INFORMATION GIVEN:

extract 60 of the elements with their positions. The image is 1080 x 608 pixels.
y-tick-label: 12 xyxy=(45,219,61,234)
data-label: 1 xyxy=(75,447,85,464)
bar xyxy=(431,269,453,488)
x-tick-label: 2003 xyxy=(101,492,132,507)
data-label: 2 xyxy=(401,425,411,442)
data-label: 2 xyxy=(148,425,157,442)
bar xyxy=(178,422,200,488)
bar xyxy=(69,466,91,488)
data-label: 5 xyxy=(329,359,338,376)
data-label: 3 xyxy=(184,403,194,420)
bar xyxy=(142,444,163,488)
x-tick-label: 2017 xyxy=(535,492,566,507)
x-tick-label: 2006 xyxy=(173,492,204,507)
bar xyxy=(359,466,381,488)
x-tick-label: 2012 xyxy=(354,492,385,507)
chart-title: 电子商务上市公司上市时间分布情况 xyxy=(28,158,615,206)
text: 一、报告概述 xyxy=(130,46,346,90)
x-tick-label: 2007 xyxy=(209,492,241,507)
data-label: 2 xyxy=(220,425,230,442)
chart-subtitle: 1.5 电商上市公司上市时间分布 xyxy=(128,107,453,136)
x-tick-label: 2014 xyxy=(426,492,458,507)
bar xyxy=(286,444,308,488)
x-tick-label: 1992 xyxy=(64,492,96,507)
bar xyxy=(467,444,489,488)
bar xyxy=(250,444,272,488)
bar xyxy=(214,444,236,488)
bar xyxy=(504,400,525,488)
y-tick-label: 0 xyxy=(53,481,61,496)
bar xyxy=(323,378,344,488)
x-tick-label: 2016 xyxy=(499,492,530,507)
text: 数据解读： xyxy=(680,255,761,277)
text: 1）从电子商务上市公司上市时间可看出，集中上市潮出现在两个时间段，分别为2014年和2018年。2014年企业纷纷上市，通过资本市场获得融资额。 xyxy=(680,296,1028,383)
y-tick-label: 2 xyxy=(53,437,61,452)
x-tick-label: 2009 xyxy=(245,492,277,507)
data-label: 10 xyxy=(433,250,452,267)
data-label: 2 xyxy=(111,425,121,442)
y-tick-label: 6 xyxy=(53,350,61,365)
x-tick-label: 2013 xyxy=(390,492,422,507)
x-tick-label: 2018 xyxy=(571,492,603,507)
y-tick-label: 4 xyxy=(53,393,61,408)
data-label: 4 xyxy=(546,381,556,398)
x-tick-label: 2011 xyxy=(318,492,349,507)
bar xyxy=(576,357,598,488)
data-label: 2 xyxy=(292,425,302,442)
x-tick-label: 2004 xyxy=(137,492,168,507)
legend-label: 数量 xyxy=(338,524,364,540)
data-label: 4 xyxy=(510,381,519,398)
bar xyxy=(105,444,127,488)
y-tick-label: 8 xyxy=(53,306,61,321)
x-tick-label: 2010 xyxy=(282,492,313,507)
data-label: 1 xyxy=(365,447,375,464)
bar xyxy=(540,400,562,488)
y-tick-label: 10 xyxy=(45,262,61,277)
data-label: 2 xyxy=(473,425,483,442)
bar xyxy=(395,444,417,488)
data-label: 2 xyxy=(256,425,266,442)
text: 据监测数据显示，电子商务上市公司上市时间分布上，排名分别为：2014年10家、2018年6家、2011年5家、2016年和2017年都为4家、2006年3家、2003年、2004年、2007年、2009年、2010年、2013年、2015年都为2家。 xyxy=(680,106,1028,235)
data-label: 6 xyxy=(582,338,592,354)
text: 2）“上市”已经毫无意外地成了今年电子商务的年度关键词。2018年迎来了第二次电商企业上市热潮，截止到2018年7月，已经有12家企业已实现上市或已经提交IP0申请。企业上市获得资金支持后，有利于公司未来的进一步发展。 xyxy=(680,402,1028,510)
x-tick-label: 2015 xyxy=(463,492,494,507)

AIM:
Turn the records above into a JSON list of strings, one string per line, leaving out any blank lines.

ANSWER TO THE EXERCISE:
[
  "extract 60 of the elements with their positions. The image is 1080 x 608 pixels.",
  "y-tick-label: 12 xyxy=(45,219,61,234)",
  "data-label: 1 xyxy=(75,447,85,464)",
  "bar xyxy=(431,269,453,488)",
  "x-tick-label: 2003 xyxy=(101,492,132,507)",
  "data-label: 2 xyxy=(401,425,411,442)",
  "data-label: 2 xyxy=(148,425,157,442)",
  "bar xyxy=(178,422,200,488)",
  "bar xyxy=(69,466,91,488)",
  "data-label: 5 xyxy=(329,359,338,376)",
  "data-label: 3 xyxy=(184,403,194,420)",
  "bar xyxy=(142,444,163,488)",
  "x-tick-label: 2017 xyxy=(535,492,566,507)",
  "x-tick-label: 2006 xyxy=(173,492,204,507)",
  "bar xyxy=(359,466,381,488)",
  "x-tick-label: 2012 xyxy=(354,492,385,507)",
  "chart-title: 电子商务上市公司上市时间分布情况 xyxy=(28,158,615,206)",
  "text: 一、报告概述 xyxy=(130,46,346,90)",
  "x-tick-label: 2007 xyxy=(209,492,241,507)",
  "data-label: 2 xyxy=(220,425,230,442)",
  "chart-subtitle: 1.5 电商上市公司上市时间分布 xyxy=(128,107,453,136)",
  "x-tick-label: 2014 xyxy=(426,492,458,507)",
  "bar xyxy=(286,444,308,488)",
  "x-tick-label: 1992 xyxy=(64,492,96,507)",
  "bar xyxy=(467,444,489,488)",
  "bar xyxy=(250,444,272,488)",
  "bar xyxy=(214,444,236,488)",
  "bar xyxy=(504,400,525,488)",
  "y-tick-label: 0 xyxy=(53,481,61,496)",
  "bar xyxy=(323,378,344,488)",
  "x-tick-label: 2016 xyxy=(499,492,530,507)",
  "text: 数据解读： xyxy=(680,255,761,277)",
  "text: 1）从电子商务上市公司上市时间可看出，集中上市潮出现在两个时间段，分别为2014年和2018年。2014年企业纷纷上市，通过资本市场获得融资额。 xyxy=(680,296,1028,383)",
  "y-tick-label: 2 xyxy=(53,437,61,452)",
  "x-tick-label: 2009 xyxy=(245,492,277,507)",
  "data-label: 10 xyxy=(433,250,452,267)",
  "data-label: 2 xyxy=(111,425,121,442)",
  "y-tick-label: 6 xyxy=(53,350,61,365)",
  "x-tick-label: 2013 xyxy=(390,492,422,507)",
  "x-tick-label: 2018 xyxy=(571,492,603,507)",
  "y-tick-label: 4 xyxy=(53,393,61,408)",
  "data-label: 4 xyxy=(546,381,556,398)",
  "x-tick-label: 2011 xyxy=(318,492,349,507)",
  "bar xyxy=(576,357,598,488)",
  "data-label: 2 xyxy=(292,425,302,442)",
  "x-tick-label: 2004 xyxy=(137,492,168,507)",
  "legend-label: 数量 xyxy=(338,524,364,540)",
  "data-label: 4 xyxy=(510,381,519,398)",
  "bar xyxy=(105,444,127,488)",
  "y-tick-label: 8 xyxy=(53,306,61,321)",
  "x-tick-label: 2010 xyxy=(282,492,313,507)",
  "data-label: 1 xyxy=(365,447,375,464)",
  "bar xyxy=(540,400,562,488)",
  "y-tick-label: 10 xyxy=(45,262,61,277)",
  "data-label: 2 xyxy=(473,425,483,442)",
  "bar xyxy=(395,444,417,488)",
  "data-label: 2 xyxy=(256,425,266,442)",
  "text: 据监测数据显示，电子商务上市公司上市时间分布上，排名分别为：2014年10家、2018年6家、2011年5家、2016年和2017年都为4家、2006年3家、2003年、2004年、2007年、2009年、2010年、2013年、2015年都为2家。 xyxy=(680,106,1028,235)",
  "data-label: 6 xyxy=(582,338,592,354)",
  "text: 2）“上市”已经毫无意外地成了今年电子商务的年度关键词。2018年迎来了第二次电商企业上市热潮，截止到2018年7月，已经有12家企业已实现上市或已经提交IP0申请。企业上市获得资金支持后，有利于公司未来的进一步发展。 xyxy=(680,402,1028,510)",
  "x-tick-label: 2015 xyxy=(463,492,494,507)"
]